═════ Source material ═════

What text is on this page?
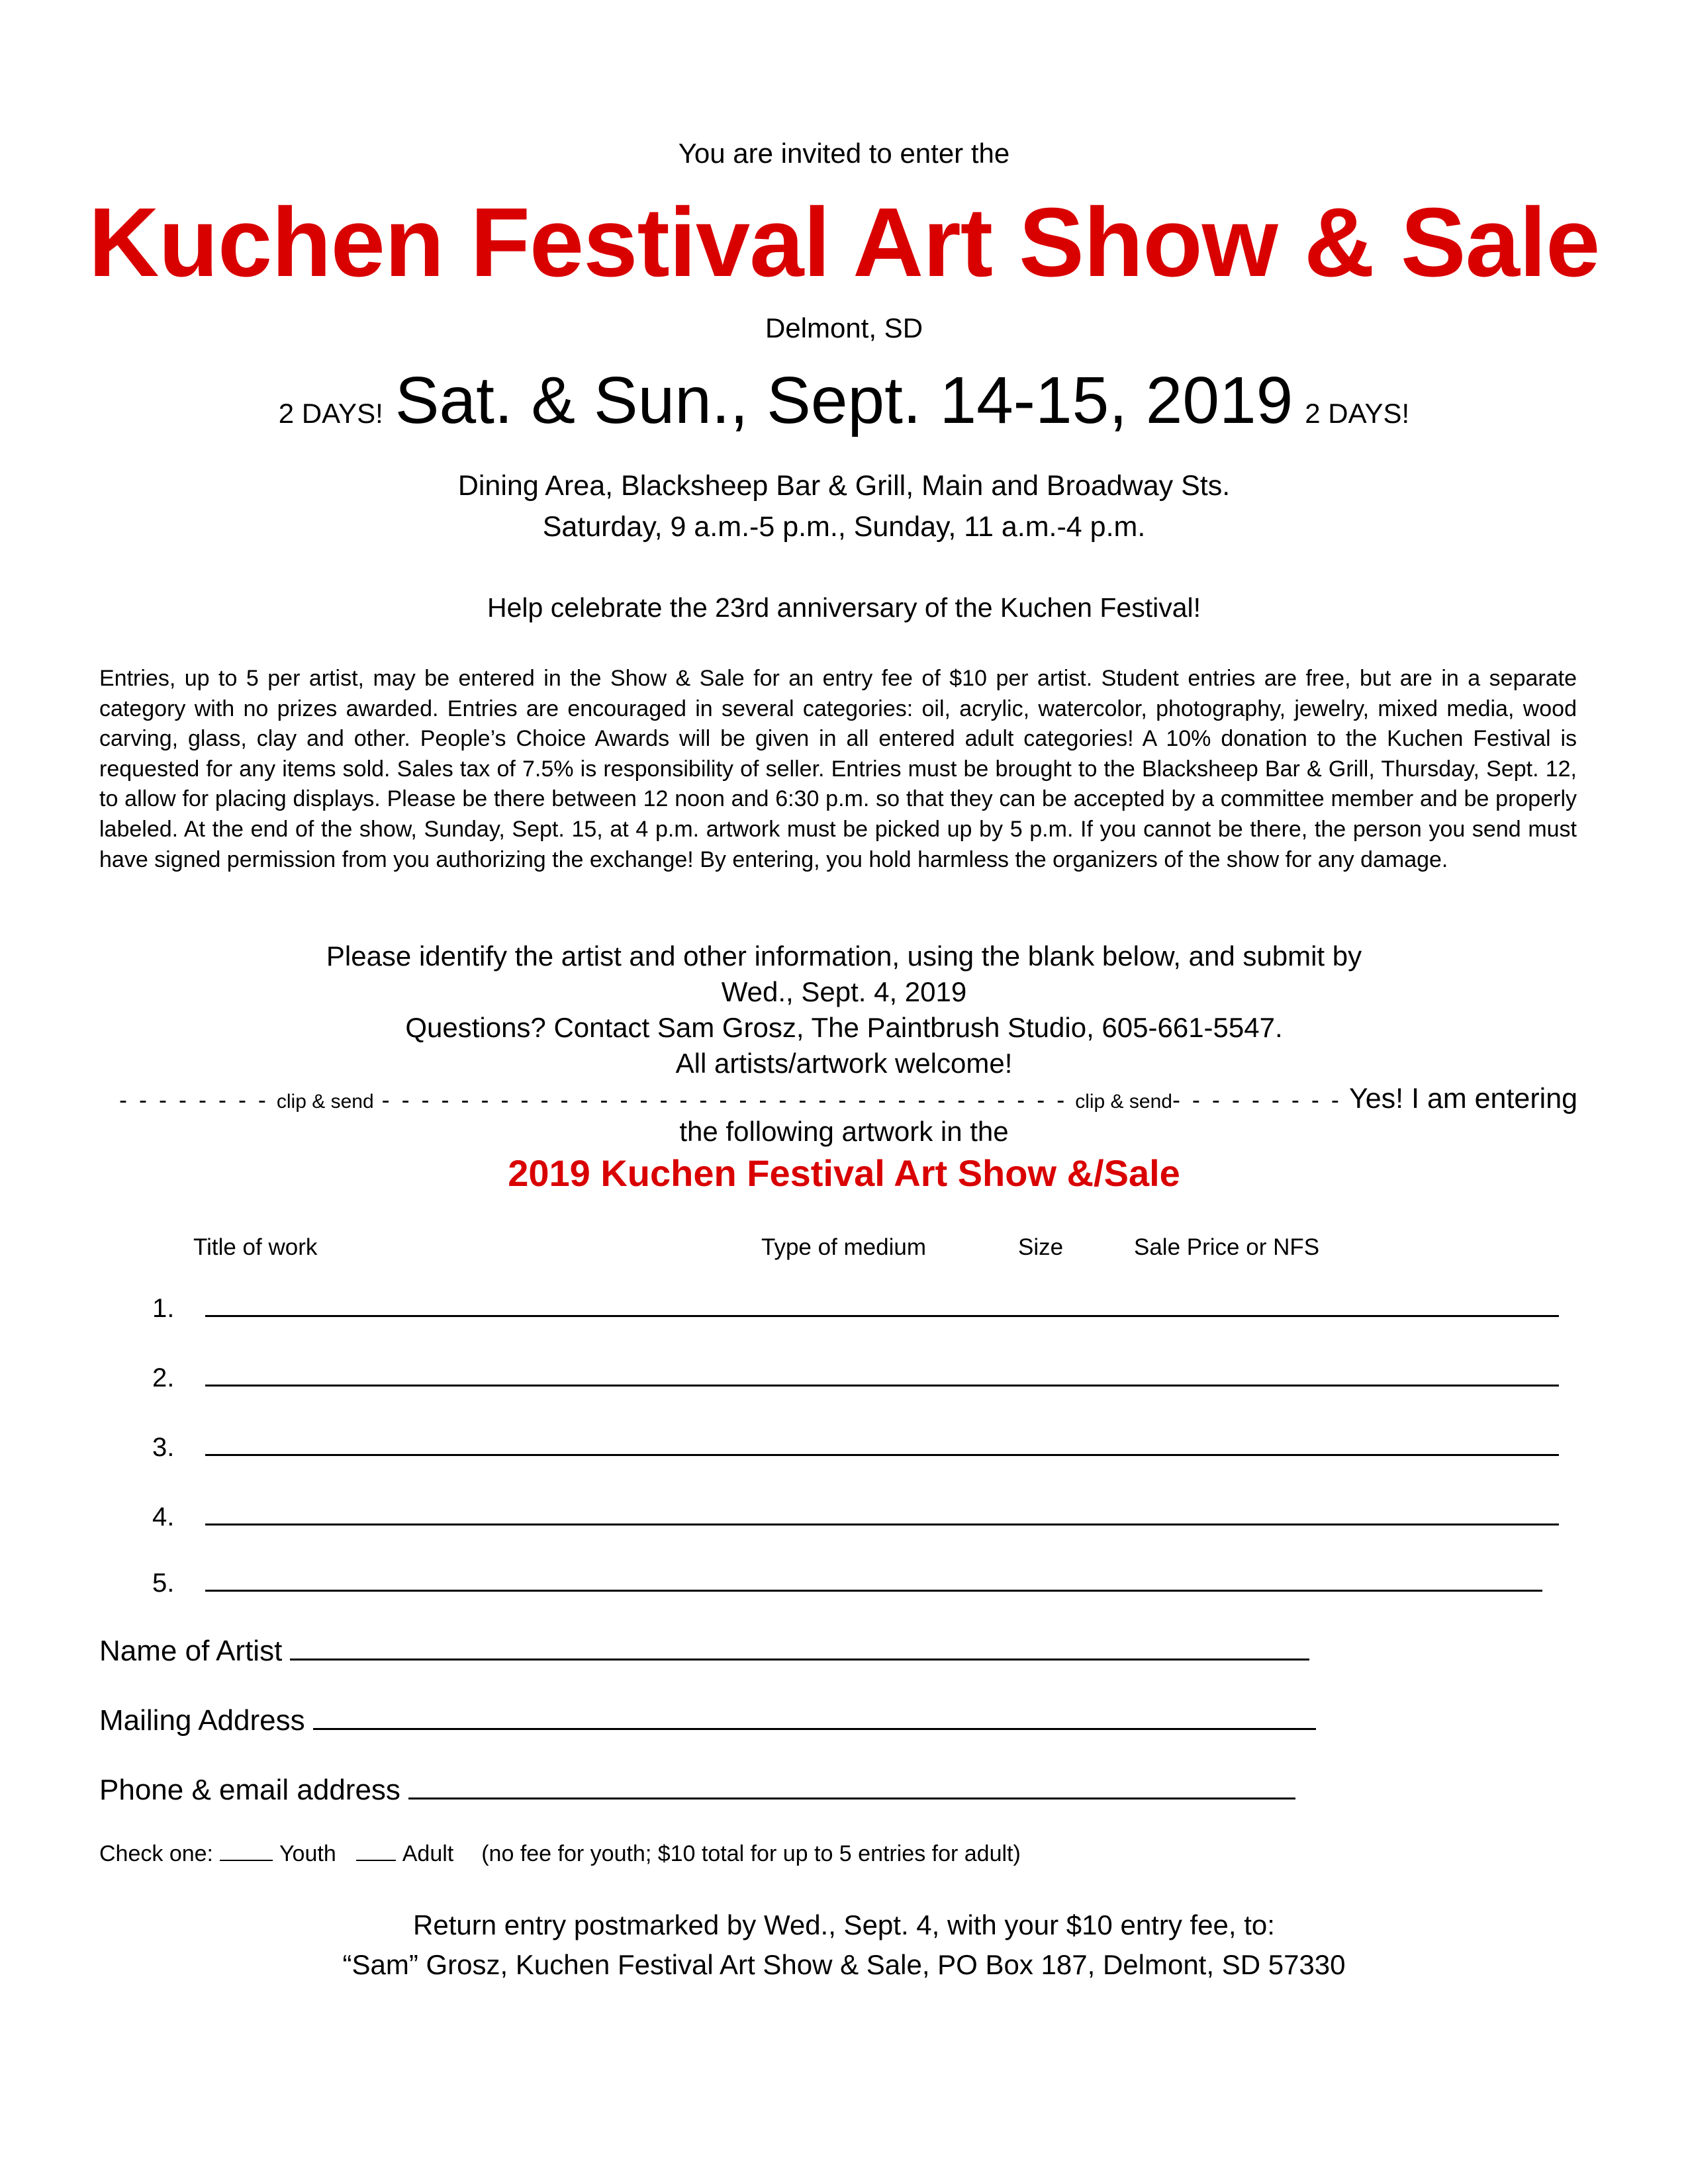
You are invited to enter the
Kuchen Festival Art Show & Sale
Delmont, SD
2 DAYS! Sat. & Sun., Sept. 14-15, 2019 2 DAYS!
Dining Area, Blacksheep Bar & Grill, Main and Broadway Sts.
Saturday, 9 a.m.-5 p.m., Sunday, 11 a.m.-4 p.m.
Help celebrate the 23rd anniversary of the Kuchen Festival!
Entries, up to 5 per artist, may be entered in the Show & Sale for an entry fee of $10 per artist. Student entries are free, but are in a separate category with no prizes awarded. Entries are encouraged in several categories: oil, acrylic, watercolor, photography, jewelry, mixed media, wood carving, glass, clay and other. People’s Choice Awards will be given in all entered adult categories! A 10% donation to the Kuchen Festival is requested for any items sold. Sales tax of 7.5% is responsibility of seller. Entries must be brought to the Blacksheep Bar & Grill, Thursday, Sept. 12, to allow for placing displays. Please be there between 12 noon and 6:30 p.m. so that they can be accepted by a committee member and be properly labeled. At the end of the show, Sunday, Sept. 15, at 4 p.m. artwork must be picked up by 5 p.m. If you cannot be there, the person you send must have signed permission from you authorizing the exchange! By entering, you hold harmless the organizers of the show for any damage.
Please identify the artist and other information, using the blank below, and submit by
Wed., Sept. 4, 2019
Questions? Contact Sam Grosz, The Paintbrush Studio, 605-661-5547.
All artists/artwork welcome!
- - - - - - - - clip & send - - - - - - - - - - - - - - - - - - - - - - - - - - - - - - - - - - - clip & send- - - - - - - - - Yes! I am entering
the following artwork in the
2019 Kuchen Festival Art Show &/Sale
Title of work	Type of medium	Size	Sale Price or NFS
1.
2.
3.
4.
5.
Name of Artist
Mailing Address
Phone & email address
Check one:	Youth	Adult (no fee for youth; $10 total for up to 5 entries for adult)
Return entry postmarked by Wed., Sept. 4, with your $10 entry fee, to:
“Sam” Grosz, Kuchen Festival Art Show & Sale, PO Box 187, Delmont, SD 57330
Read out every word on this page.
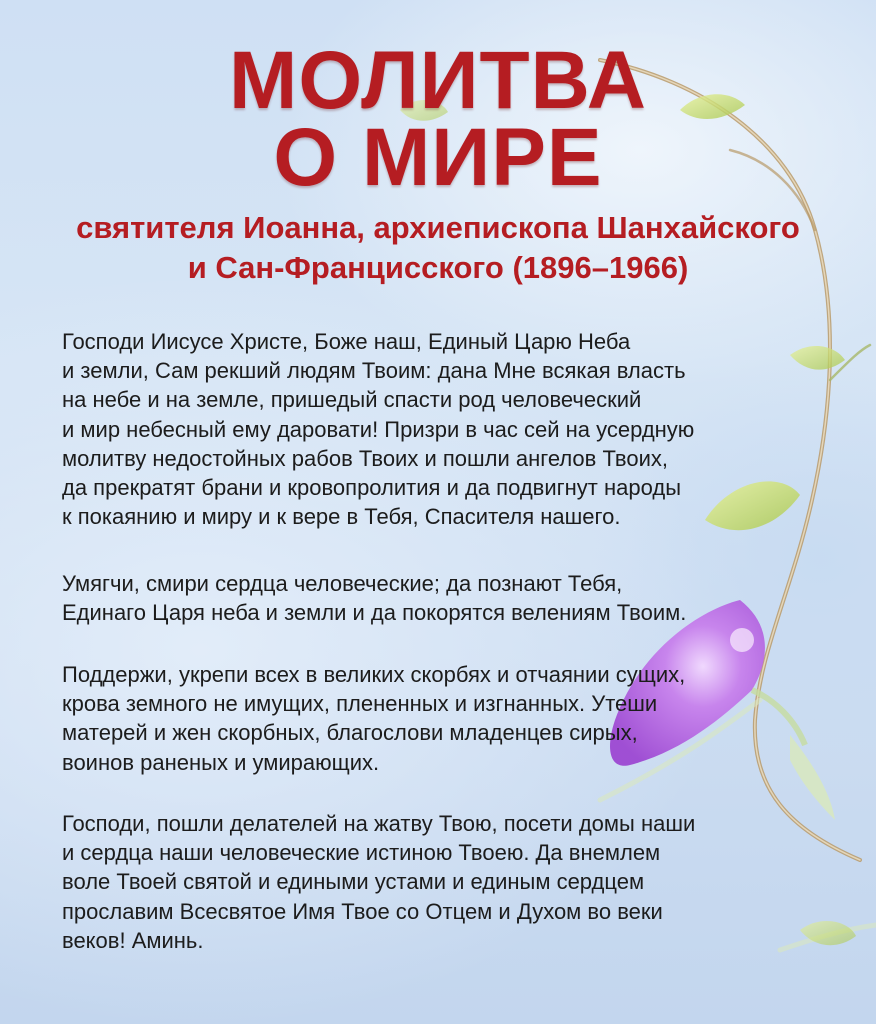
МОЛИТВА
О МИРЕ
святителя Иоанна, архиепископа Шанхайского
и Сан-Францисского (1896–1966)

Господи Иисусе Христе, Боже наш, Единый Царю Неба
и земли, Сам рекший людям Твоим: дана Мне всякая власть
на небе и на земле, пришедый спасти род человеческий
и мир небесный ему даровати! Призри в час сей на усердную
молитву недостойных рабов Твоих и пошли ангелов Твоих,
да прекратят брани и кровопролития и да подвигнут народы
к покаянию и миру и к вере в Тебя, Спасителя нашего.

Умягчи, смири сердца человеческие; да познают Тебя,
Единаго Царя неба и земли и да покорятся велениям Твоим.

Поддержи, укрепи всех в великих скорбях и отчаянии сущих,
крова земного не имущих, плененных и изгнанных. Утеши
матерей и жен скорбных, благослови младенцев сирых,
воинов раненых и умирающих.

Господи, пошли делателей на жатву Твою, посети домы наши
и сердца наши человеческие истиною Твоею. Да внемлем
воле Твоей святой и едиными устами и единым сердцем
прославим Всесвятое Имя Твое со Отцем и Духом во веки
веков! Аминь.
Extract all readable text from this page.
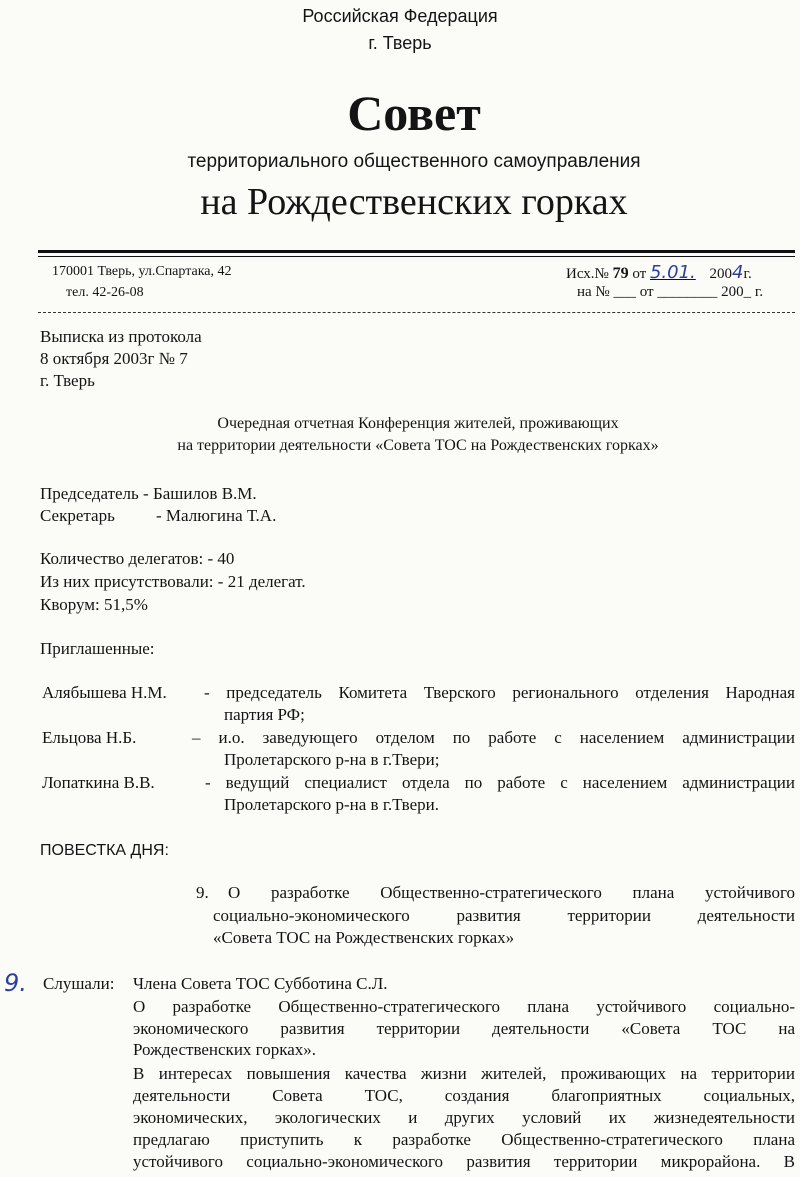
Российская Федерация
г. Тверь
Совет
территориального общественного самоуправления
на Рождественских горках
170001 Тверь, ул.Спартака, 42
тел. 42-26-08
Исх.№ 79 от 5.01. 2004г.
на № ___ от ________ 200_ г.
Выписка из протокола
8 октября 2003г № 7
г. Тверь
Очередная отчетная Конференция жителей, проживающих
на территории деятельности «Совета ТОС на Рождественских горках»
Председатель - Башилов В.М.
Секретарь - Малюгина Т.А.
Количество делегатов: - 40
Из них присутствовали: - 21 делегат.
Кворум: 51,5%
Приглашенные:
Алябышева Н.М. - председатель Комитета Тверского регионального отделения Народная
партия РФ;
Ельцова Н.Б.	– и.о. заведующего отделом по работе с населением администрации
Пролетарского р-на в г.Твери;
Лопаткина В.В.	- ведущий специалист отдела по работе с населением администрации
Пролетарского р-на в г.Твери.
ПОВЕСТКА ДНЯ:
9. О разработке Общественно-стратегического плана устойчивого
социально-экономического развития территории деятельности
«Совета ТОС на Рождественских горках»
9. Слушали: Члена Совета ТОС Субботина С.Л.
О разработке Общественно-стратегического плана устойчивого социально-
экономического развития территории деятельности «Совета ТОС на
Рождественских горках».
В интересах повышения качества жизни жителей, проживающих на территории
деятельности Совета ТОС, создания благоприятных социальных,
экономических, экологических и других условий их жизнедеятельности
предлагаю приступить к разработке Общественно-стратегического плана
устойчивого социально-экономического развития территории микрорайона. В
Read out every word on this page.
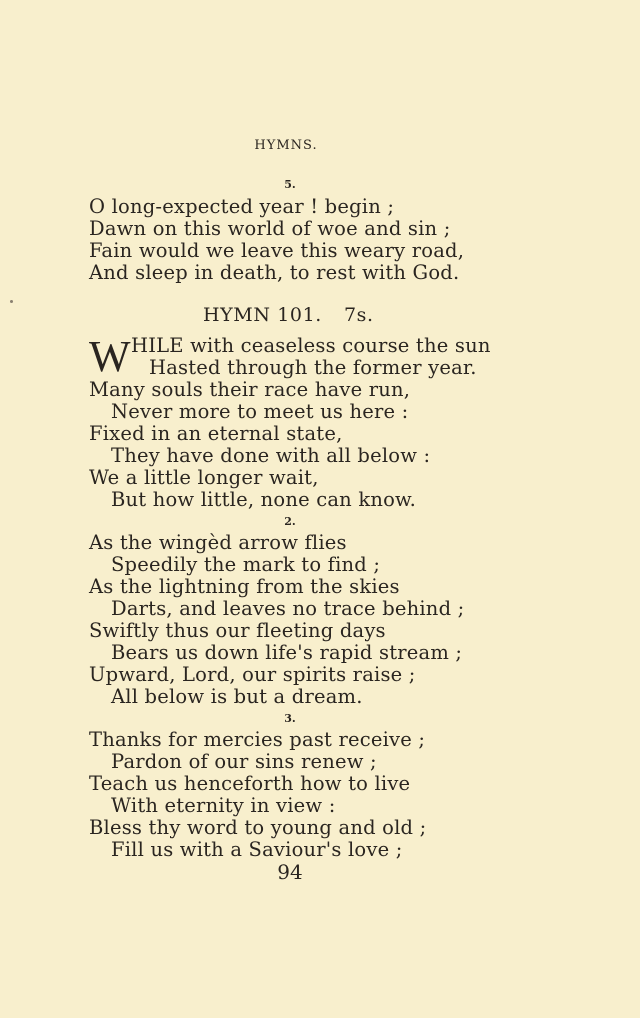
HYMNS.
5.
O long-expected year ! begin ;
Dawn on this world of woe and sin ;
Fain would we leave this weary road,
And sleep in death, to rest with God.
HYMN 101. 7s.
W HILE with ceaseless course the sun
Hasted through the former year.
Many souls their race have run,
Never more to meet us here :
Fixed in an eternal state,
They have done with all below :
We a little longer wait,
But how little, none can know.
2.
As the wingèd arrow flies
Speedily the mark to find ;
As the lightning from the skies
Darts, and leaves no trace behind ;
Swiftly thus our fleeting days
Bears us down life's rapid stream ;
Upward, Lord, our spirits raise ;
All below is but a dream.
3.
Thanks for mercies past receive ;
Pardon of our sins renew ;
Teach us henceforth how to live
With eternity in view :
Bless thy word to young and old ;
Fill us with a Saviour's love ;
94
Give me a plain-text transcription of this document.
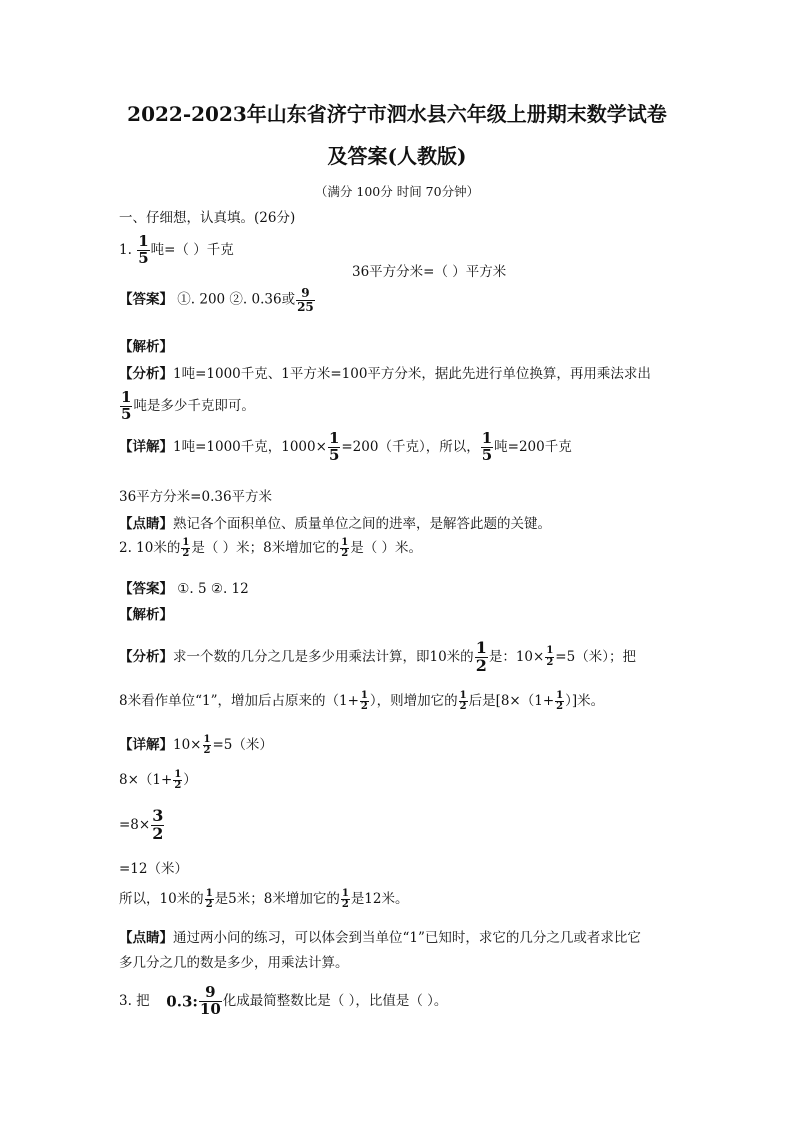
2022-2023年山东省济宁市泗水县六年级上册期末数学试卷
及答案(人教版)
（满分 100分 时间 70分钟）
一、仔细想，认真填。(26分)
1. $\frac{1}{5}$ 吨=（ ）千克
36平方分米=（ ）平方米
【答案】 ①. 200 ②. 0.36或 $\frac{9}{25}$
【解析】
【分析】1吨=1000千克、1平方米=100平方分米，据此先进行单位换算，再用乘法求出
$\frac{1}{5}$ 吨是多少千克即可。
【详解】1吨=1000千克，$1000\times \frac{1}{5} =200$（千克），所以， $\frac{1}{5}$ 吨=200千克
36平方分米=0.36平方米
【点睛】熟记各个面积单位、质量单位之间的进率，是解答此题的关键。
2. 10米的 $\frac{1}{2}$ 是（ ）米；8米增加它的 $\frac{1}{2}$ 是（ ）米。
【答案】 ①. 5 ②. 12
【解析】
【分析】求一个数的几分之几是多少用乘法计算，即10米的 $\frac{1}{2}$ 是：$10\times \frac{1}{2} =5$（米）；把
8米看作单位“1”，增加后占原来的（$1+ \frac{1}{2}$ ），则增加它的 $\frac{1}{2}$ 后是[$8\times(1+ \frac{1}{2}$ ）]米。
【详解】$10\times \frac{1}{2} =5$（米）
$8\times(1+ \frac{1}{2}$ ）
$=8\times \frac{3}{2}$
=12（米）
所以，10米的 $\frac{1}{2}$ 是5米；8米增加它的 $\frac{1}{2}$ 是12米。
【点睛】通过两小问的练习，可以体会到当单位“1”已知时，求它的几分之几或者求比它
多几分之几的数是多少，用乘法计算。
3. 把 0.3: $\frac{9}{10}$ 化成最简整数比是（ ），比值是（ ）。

═════

Check each line above for the word "пошли", and copy the lines where it appears.

молитву недостойных рабов Твоих и пошли ангелов Твоих,
Господи, пошли делателей на жатву Твою, посети домы наши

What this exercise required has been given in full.